• Required tasks:
a. In the blog entry about the Secular Coalition for Arizona, how many member organizations does the coalition have now?
b. Quote the blog entry about the Secular Coalition for Arizona word for word, starting with "Perhaps a little" and going on through "time to time.".
c. Continue the blog entry about the Secular Coalition for Arizona from the point where it stops.

• Passage:
_____
These problems are never going away. Everyday Atheists are looking for community. Of the new ones, some come from recent realizations and some come from those that have been Atheist for a long time and are just now finding that the community is available. It is hard work supporting maintaining such a diverse group and rewarding at the same time.
This blog entry is about the Secular Coalition for Arizona. Please log onto the website at www.secularaz.org and read about the organization. While you’re at it sign up for the “Take Action!” email list located at the top of the column on the right.
Perhaps a little mood music while you read this entry is in order. The Arizona State Legislature begins operation on the 14th. Are you all ready for this? The last call for donations has just been sent out by the CAP (Center for Arizona Policy) as they gear up to impose their will on everyone in the state regardless of religious affiliation. There have been a few posts here about the CAP and a few mentions of the Secular Coalition for Arizona. Both organizations are mentioned in the left sidebar on this page and it’s worth reading over from time to time.
The Secular Coalition for Arizona is also gearing up for the legislation session. Many of the affiliates of the coalition met this weekend in Mesa to make plans for the coming year as we closed out our second year of operation. Last year we hired a full time lobbyist to support the members of the coalition and this year we’re adding a development director to further enhance the effort to keep and maintain the secular character of the state government. Present at the meeting was the entire board of directors along with representatives from Flagstaff Freethinkers, FFRF Valley of the Sun Chapter, FreeThought Arizona, Humanist Society of Greater Phoenix, Military Atheists Agnostics and Freethinkers, Phoenix Atheist Meetup Group, Prescott Freethinkers, Secular Student Alliance from Mesa Community College, Sedona/Verde Valley Secular Freethinkers, and Tucson Atheists along with a couple of Liaison Members at Large. In all there are 15 member organizations in the coalition, up from 10 last year. We are often joined in our efforts by other groups such as Americans United for Separation of Church and State.
_____
Dataset records:
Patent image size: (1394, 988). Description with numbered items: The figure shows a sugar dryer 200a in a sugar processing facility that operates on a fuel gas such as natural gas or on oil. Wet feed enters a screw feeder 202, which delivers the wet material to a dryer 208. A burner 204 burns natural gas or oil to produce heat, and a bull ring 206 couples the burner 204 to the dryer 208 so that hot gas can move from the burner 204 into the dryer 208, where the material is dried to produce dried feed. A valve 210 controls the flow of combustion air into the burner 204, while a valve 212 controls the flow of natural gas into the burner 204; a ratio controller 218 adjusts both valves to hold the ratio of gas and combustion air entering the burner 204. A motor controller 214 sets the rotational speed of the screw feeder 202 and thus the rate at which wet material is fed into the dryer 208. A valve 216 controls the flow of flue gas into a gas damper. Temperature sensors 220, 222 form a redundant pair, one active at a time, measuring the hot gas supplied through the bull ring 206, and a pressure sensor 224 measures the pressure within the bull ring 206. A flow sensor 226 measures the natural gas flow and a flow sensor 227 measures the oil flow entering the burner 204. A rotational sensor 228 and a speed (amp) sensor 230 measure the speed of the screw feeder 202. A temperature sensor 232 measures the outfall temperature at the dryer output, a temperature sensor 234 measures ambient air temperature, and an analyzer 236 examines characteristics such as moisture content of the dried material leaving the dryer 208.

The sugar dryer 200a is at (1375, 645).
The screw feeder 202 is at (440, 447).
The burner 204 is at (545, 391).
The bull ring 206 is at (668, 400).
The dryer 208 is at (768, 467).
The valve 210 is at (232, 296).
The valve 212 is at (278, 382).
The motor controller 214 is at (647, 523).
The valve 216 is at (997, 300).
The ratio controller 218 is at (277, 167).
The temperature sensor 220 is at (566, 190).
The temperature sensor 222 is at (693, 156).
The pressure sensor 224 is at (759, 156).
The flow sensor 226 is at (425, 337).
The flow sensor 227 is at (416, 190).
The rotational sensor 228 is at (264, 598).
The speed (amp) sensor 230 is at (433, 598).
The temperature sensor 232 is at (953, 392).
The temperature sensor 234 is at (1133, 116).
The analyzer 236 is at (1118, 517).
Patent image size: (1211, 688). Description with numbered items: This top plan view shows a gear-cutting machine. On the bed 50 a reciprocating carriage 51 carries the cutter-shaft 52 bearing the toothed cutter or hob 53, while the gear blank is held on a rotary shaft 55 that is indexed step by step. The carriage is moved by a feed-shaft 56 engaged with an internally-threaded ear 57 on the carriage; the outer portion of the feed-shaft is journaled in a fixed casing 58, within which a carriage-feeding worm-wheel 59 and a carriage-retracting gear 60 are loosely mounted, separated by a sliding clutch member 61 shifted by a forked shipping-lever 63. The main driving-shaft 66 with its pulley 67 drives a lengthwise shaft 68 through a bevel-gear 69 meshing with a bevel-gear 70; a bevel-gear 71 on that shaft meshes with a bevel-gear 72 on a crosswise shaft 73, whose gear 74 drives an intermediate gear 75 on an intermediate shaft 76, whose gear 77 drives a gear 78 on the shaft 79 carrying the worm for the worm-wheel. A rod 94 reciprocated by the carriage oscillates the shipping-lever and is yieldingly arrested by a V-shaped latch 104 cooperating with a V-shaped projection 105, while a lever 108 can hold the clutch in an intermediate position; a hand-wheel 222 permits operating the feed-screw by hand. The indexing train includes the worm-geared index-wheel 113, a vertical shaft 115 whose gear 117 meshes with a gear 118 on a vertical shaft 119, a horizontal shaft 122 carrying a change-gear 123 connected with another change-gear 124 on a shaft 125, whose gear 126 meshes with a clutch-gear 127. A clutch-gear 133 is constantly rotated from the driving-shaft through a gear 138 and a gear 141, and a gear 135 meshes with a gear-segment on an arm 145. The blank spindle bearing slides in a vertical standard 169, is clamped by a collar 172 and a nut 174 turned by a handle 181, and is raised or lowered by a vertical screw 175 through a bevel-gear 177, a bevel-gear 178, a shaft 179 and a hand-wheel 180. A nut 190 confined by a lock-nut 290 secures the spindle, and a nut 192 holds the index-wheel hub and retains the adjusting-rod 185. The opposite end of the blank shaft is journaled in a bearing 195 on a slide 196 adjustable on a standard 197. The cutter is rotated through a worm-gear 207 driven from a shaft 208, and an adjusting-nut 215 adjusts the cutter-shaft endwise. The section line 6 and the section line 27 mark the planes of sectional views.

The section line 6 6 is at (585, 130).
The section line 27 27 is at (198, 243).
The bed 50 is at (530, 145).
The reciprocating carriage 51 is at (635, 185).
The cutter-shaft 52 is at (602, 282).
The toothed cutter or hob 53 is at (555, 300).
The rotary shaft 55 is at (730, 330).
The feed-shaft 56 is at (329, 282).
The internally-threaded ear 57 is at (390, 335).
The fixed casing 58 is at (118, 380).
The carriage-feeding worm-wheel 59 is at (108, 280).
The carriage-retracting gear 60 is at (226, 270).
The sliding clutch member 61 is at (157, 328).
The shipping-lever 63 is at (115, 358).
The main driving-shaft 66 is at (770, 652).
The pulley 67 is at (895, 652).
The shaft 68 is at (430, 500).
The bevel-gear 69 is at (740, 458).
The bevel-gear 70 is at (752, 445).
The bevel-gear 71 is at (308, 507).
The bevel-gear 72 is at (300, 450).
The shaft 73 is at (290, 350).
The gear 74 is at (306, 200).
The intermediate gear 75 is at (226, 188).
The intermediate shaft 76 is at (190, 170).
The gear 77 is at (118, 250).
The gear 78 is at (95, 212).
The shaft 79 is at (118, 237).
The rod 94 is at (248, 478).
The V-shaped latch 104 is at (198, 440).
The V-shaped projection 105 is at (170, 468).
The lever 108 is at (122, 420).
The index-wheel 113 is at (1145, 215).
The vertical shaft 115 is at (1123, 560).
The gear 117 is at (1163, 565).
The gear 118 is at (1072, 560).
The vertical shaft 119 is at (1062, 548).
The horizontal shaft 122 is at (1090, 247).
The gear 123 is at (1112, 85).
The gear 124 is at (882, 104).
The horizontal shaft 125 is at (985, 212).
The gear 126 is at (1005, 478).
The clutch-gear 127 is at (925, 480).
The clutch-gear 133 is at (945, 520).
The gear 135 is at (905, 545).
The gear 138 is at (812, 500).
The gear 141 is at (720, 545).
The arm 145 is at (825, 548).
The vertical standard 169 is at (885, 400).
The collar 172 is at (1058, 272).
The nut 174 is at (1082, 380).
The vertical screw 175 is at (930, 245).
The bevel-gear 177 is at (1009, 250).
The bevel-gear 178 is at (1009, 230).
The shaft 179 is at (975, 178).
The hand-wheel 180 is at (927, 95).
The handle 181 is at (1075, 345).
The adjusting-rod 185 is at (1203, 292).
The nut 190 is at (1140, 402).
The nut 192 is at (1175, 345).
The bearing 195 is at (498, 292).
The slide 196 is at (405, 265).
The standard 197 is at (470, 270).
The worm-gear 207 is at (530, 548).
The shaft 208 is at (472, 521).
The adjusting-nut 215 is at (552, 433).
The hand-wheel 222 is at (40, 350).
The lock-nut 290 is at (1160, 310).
_____
• Answers below:
a. It has 15 member organizations, up from 10 the year before.

b.
Perhaps a little mood music while you read this entry is in order. The Arizona State Legislature begins operation on the 14th. Are you all ready for this? The last call for donations has just been sent out by the CAP (Center for Arizona Policy) as they gear up to impose their will on everyone in the state regardless of religious affiliation. There have been a few posts here about the CAP and a few mentions of the Secular Coalition for Arizona. Both organizations are mentioned in the left sidebar on this page and it’s worth reading over from time to time.

c.
The Secular Coalition for Arizona is starting to make its presence known and receiving press coverage. This year instead of being constantly on the defensive, we will be promoting at least two bills before the legislature. One is an Oregon-style “Death with dignity” bill and the other proposes to teach science based sex education in public schools. We will also work against many of the bills proposed by the CAP specifically, ones that blur the line between church and state and those that are based on dogma instead of science and reason.
The main issues that drive the Secular Coalition for Arizona are: Science-based Medicine, Secular Public Schools, Marriage Equality, End-of-life Choices, Religious Privilege in Tax Laws, Women’s Healthcare, Military, and Government Involvement in Religious Expression.